Take the listing and print it in full, exactly as given.

## Start

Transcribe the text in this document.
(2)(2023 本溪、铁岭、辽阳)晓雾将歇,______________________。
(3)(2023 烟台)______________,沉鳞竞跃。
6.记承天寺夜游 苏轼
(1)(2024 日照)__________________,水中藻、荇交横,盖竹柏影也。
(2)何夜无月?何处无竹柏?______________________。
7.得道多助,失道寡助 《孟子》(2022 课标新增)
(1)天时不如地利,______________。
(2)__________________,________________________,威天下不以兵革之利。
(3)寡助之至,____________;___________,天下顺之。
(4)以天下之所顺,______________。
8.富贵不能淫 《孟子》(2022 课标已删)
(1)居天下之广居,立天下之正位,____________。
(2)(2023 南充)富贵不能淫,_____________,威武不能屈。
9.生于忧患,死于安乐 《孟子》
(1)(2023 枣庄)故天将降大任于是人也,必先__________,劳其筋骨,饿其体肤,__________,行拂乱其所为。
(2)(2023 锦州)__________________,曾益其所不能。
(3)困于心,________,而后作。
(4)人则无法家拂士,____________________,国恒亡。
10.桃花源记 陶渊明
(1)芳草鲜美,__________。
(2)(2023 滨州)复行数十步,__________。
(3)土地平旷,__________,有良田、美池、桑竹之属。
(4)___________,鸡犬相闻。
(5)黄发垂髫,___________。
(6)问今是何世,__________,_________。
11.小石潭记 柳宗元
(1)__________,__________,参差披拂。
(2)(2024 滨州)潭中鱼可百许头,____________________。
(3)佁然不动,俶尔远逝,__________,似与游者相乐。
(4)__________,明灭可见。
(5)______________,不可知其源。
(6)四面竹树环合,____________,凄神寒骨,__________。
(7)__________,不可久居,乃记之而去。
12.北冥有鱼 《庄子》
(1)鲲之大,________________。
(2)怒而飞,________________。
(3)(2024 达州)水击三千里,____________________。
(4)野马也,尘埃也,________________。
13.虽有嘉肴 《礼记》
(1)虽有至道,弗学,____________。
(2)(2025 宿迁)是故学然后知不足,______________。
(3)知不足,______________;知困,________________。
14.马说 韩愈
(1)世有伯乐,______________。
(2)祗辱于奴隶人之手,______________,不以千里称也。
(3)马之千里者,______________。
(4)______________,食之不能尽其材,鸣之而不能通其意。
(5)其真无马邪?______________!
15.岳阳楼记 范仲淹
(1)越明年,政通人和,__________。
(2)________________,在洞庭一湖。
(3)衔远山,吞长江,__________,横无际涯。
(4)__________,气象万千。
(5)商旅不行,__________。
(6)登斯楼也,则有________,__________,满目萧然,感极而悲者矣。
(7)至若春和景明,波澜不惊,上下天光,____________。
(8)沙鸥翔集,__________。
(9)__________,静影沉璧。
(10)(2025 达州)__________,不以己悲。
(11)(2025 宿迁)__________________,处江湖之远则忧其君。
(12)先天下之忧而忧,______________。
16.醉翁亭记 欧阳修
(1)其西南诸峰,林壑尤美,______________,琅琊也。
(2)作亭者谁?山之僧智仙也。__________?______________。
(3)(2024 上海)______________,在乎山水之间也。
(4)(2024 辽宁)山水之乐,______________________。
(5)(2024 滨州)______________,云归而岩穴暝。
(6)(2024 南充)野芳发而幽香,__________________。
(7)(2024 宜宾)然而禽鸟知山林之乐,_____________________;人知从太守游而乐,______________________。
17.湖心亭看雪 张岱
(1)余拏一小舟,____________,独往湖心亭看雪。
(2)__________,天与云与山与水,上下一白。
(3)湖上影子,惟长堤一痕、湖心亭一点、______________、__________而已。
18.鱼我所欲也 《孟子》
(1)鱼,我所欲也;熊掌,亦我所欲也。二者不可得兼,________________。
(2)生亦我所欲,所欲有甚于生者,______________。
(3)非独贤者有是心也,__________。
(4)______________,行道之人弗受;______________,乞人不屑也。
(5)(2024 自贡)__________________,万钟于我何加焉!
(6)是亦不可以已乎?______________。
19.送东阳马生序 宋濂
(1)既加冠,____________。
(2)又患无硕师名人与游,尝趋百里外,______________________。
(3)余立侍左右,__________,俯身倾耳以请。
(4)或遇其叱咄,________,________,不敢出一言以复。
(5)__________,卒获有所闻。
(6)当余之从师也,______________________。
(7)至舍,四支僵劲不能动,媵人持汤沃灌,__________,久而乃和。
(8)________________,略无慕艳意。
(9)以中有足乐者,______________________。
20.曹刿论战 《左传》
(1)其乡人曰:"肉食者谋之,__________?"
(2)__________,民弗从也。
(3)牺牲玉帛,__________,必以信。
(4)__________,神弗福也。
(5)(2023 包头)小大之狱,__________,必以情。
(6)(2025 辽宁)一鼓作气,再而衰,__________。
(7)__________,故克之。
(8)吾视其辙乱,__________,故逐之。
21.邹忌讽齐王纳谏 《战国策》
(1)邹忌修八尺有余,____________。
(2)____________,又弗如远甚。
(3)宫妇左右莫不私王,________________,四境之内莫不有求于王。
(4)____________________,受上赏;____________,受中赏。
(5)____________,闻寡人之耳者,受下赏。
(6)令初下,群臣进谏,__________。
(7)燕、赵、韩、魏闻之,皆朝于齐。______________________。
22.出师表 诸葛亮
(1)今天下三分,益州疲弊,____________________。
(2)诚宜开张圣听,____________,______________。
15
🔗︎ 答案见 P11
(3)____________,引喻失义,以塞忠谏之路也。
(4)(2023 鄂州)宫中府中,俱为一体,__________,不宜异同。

## End

• **Task result**
Transcribe the text in this document.
(2)(2023 本溪、铁岭、辽阳)晓雾将歇,______________________。
(3)(2023 烟台)______________,沉鳞竞跃。
6.记承天寺夜游 苏轼
(1)(2024 日照)__________________,水中藻、荇交横,盖竹柏影也。
(2)何夜无月?何处无竹柏?______________________。
7.得道多助,失道寡助 《孟子》(2022 课标新增)
(1)天时不如地利,______________。
(2)__________________,________________________,威天下不以兵革之利。
(3)寡助之至,____________;___________,天下顺之。
(4)以天下之所顺,______________。
8.富贵不能淫 《孟子》(2022 课标已删)
(1)居天下之广居,立天下之正位,____________。
(2)(2023 南充)富贵不能淫,_____________,威武不能屈。
9.生于忧患,死于安乐 《孟子》
(1)(2023 枣庄)故天将降大任于是人也,必先__________,劳其筋骨,饿其体肤,__________,行拂乱其所为。
(2)(2023 锦州)__________________,曾益其所不能。
(3)困于心,________,而后作。
(4)人则无法家拂士,____________________,国恒亡。
10.桃花源记 陶渊明
(1)芳草鲜美,__________。
(2)(2023 滨州)复行数十步,__________。
(3)土地平旷,__________,有良田、美池、桑竹之属。
(4)___________,鸡犬相闻。
(5)黄发垂髫,___________。
(6)问今是何世,__________,_________。
11.小石潭记 柳宗元
(1)__________,__________,参差披拂。
(2)(2024 滨州)潭中鱼可百许头,____________________。
(3)佁然不动,俶尔远逝,__________,似与游者相乐。
(4)__________,明灭可见。
(5)______________,不可知其源。
(6)四面竹树环合,____________,凄神寒骨,__________。
(7)__________,不可久居,乃记之而去。
12.北冥有鱼 《庄子》
(1)鲲之大,________________。
(2)怒而飞,________________。
(3)(2024 达州)水击三千里,____________________。
(4)野马也,尘埃也,________________。
13.虽有嘉肴 《礼记》
(1)虽有至道,弗学,____________。
(2)(2025 宿迁)是故学然后知不足,______________。
(3)知不足,______________;知困,________________。
14.马说 韩愈
(1)世有伯乐,______________。
(2)祗辱于奴隶人之手,______________,不以千里称也。
(3)马之千里者,______________。
(4)______________,食之不能尽其材,鸣之而不能通其意。
(5)其真无马邪?______________!
15.岳阳楼记 范仲淹
(1)越明年,政通人和,__________。
(2)________________,在洞庭一湖。
(3)衔远山,吞长江,__________,横无际涯。
(4)__________,气象万千。
(5)商旅不行,__________。
(6)登斯楼也,则有________,__________,满目萧然,感极而悲者矣。
(7)至若春和景明,波澜不惊,上下天光,____________。
(8)沙鸥翔集,__________。
(9)__________,静影沉璧。
(10)(2025 达州)__________,不以己悲。
(11)(2025 宿迁)__________________,处江湖之远则忧其君。
(12)先天下之忧而忧,______________。
16.醉翁亭记 欧阳修
(1)其西南诸峰,林壑尤美,______________,琅琊也。
(2)作亭者谁?山之僧智仙也。__________?______________。
(3)(2024 上海)______________,在乎山水之间也。
(4)(2024 辽宁)山水之乐,______________________。
(5)(2024 滨州)______________,云归而岩穴暝。
(6)(2024 南充)野芳发而幽香,__________________。
(7)(2024 宜宾)然而禽鸟知山林之乐,_____________________;人知从太守游而乐,______________________。
17.湖心亭看雪 张岱
(1)余拏一小舟,____________,独往湖心亭看雪。
(2)__________,天与云与山与水,上下一白。
(3)湖上影子,惟长堤一痕、湖心亭一点、______________、__________而已。
18.鱼我所欲也 《孟子》
(1)鱼,我所欲也;熊掌,亦我所欲也。二者不可得兼,________________。
(2)生亦我所欲,所欲有甚于生者,______________。
(3)非独贤者有是心也,__________。
(4)______________,行道之人弗受;______________,乞人不屑也。
(5)(2024 自贡)__________________,万钟于我何加焉!
(6)是亦不可以已乎?______________。
19.送东阳马生序 宋濂
(1)既加冠,____________。
(2)又患无硕师名人与游,尝趋百里外,______________________。
(3)余立侍左右,__________,俯身倾耳以请。
(4)或遇其叱咄,________,________,不敢出一言以复。
(5)__________,卒获有所闻。
(6)当余之从师也,______________________。
(7)至舍,四支僵劲不能动,媵人持汤沃灌,__________,久而乃和。
(8)________________,略无慕艳意。
(9)以中有足乐者,______________________。
20.曹刿论战 《左传》
(1)其乡人曰:"肉食者谋之,__________?"
(2)__________,民弗从也。
(3)牺牲玉帛,__________,必以信。
(4)__________,神弗福也。
(5)(2023 包头)小大之狱,__________,必以情。
(6)(2025 辽宁)一鼓作气,再而衰,__________。
(7)__________,故克之。
(8)吾视其辙乱,__________,故逐之。
21.邹忌讽齐王纳谏 《战国策》
(1)邹忌修八尺有余,____________。
(2)____________,又弗如远甚。
(3)宫妇左右莫不私王,________________,四境之内莫不有求于王。
(4)____________________,受上赏;____________,受中赏。
(5)____________,闻寡人之耳者,受下赏。
(6)令初下,群臣进谏,__________。
(7)燕、赵、韩、魏闻之,皆朝于齐。______________________。
22.出师表 诸葛亮
(1)今天下三分,益州疲弊,____________________。
(2)诚宜开张圣听,____________,______________。
15
🔗︎ 答案见 P11
(3)____________,引喻失义,以塞忠谏之路也。
(4)(2023 鄂州)宫中府中,俱为一体,__________,不宜异同。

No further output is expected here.